**Exercise input**
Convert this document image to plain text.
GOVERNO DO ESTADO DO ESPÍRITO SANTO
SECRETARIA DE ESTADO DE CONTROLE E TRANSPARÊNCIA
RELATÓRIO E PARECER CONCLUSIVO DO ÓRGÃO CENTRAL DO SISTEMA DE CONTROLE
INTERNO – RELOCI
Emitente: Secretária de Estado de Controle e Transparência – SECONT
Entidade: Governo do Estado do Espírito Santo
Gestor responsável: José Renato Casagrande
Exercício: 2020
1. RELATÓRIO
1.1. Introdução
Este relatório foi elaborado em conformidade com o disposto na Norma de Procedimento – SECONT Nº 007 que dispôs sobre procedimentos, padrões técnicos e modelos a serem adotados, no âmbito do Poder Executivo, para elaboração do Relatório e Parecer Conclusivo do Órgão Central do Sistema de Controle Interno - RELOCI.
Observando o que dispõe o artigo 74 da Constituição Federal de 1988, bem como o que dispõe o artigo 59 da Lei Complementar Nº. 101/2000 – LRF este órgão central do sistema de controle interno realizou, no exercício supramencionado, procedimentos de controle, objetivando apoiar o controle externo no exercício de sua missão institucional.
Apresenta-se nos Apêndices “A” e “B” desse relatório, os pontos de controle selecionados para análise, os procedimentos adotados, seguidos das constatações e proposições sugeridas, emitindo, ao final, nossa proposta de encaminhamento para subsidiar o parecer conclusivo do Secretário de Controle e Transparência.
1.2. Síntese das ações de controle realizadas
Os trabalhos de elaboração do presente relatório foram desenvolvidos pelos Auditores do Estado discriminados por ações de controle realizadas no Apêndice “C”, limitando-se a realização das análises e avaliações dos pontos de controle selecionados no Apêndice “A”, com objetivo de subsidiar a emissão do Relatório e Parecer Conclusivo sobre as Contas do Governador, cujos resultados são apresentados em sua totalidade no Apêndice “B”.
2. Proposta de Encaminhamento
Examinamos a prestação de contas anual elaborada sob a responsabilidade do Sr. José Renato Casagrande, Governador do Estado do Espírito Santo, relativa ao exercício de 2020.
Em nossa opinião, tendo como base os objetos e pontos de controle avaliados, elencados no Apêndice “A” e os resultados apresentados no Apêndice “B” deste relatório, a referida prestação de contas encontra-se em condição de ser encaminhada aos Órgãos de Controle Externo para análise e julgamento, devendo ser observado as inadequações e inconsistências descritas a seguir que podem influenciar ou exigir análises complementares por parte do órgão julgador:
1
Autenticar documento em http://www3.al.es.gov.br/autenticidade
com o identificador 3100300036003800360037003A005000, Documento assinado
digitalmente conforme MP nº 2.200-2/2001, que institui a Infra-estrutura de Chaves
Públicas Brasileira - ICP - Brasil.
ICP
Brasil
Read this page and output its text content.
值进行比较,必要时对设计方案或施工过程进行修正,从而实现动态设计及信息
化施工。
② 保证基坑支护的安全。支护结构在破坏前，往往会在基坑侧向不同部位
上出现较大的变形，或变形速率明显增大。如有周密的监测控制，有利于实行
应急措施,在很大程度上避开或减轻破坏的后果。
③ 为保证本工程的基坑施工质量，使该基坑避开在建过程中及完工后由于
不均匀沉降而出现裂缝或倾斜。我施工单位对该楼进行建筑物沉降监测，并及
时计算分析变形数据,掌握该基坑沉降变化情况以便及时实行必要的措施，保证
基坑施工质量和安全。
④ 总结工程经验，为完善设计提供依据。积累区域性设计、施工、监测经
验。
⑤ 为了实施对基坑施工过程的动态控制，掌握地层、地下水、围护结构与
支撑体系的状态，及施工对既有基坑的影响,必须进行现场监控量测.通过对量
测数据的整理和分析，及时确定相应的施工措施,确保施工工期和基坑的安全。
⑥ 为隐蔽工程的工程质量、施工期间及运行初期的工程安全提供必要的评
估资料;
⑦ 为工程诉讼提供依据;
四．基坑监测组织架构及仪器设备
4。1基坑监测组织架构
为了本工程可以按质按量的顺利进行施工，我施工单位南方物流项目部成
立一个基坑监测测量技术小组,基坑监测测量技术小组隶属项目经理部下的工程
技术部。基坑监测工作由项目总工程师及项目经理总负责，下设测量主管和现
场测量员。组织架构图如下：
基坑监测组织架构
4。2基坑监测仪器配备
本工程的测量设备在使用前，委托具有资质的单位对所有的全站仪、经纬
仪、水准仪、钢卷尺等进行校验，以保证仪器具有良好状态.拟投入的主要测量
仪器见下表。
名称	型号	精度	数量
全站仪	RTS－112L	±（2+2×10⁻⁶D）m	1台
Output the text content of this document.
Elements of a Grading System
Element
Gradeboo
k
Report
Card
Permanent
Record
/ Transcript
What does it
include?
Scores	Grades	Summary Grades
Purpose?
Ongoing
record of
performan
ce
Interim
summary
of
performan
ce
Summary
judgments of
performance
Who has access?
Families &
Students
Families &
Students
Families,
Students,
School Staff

**What you should do**
Please output the complete data exactly.

**The output**
Convert this document image to plain text.
GOVERNO DO ESTADO DO ESPÍRITO SANTO
SECRETARIA DE ESTADO DE CONTROLE E TRANSPARÊNCIA
RELATÓRIO E PARECER CONCLUSIVO DO ÓRGÃO CENTRAL DO SISTEMA DE CONTROLE
INTERNO – RELOCI
Emitente: Secretária de Estado de Controle e Transparência – SECONT
Entidade: Governo do Estado do Espírito Santo
Gestor responsável: José Renato Casagrande
Exercício: 2020
1. RELATÓRIO
1.1. Introdução
Este relatório foi elaborado em conformidade com o disposto na Norma de Procedimento – SECONT Nº 007 que dispôs sobre procedimentos, padrões técnicos e modelos a serem adotados, no âmbito do Poder Executivo, para elaboração do Relatório e Parecer Conclusivo do Órgão Central do Sistema de Controle Interno - RELOCI.
Observando o que dispõe o artigo 74 da Constituição Federal de 1988, bem como o que dispõe o artigo 59 da Lei Complementar Nº. 101/2000 – LRF este órgão central do sistema de controle interno realizou, no exercício supramencionado, procedimentos de controle, objetivando apoiar o controle externo no exercício de sua missão institucional.
Apresenta-se nos Apêndices “A” e “B” desse relatório, os pontos de controle selecionados para análise, os procedimentos adotados, seguidos das constatações e proposições sugeridas, emitindo, ao final, nossa proposta de encaminhamento para subsidiar o parecer conclusivo do Secretário de Controle e Transparência.
1.2. Síntese das ações de controle realizadas
Os trabalhos de elaboração do presente relatório foram desenvolvidos pelos Auditores do Estado discriminados por ações de controle realizadas no Apêndice “C”, limitando-se a realização das análises e avaliações dos pontos de controle selecionados no Apêndice “A”, com objetivo de subsidiar a emissão do Relatório e Parecer Conclusivo sobre as Contas do Governador, cujos resultados são apresentados em sua totalidade no Apêndice “B”.
2. Proposta de Encaminhamento
Examinamos a prestação de contas anual elaborada sob a responsabilidade do Sr. José Renato Casagrande, Governador do Estado do Espírito Santo, relativa ao exercício de 2020.
Em nossa opinião, tendo como base os objetos e pontos de controle avaliados, elencados no Apêndice “A” e os resultados apresentados no Apêndice “B” deste relatório, a referida prestação de contas encontra-se em condição de ser encaminhada aos Órgãos de Controle Externo para análise e julgamento, devendo ser observado as inadequações e inconsistências descritas a seguir que podem influenciar ou exigir análises complementares por parte do órgão julgador:
1
Autenticar documento em http://www3.al.es.gov.br/autenticidade
com o identificador 3100300036003800360037003A005000, Documento assinado
digitalmente conforme MP nº 2.200-2/2001, que institui a Infra-estrutura de Chaves
Públicas Brasileira - ICP - Brasil.
ICP
Brasil
Read this page and output its text content.
值进行比较,必要时对设计方案或施工过程进行修正,从而实现动态设计及信息
化施工。
② 保证基坑支护的安全。支护结构在破坏前，往往会在基坑侧向不同部位
上出现较大的变形，或变形速率明显增大。如有周密的监测控制，有利于实行
应急措施,在很大程度上避开或减轻破坏的后果。
③ 为保证本工程的基坑施工质量，使该基坑避开在建过程中及完工后由于
不均匀沉降而出现裂缝或倾斜。我施工单位对该楼进行建筑物沉降监测，并及
时计算分析变形数据,掌握该基坑沉降变化情况以便及时实行必要的措施，保证
基坑施工质量和安全。
④ 总结工程经验，为完善设计提供依据。积累区域性设计、施工、监测经
验。
⑤ 为了实施对基坑施工过程的动态控制，掌握地层、地下水、围护结构与
支撑体系的状态，及施工对既有基坑的影响,必须进行现场监控量测.通过对量
测数据的整理和分析，及时确定相应的施工措施,确保施工工期和基坑的安全。
⑥ 为隐蔽工程的工程质量、施工期间及运行初期的工程安全提供必要的评
估资料;
⑦ 为工程诉讼提供依据;
四．基坑监测组织架构及仪器设备
4。1基坑监测组织架构
为了本工程可以按质按量的顺利进行施工，我施工单位南方物流项目部成
立一个基坑监测测量技术小组,基坑监测测量技术小组隶属项目经理部下的工程
技术部。基坑监测工作由项目总工程师及项目经理总负责，下设测量主管和现
场测量员。组织架构图如下：
基坑监测组织架构
4。2基坑监测仪器配备
本工程的测量设备在使用前，委托具有资质的单位对所有的全站仪、经纬
仪、水准仪、钢卷尺等进行校验，以保证仪器具有良好状态.拟投入的主要测量
仪器见下表。
名称	型号	精度	数量
全站仪	RTS－112L	±（2+2×10⁻⁶D）m	1台
Output the text content of this document.
Elements of a Grading System
Element
Gradeboo
k
Report
Card
Permanent
Record
/ Transcript
What does it
include?
Scores	Grades	Summary Grades
Purpose?
Ongoing
record of
performan
ce
Interim
summary
of
performan
ce
Summary
judgments of
performance
Who has access?
Families &
Students
Families &
Students
Families,
Students,
School Staff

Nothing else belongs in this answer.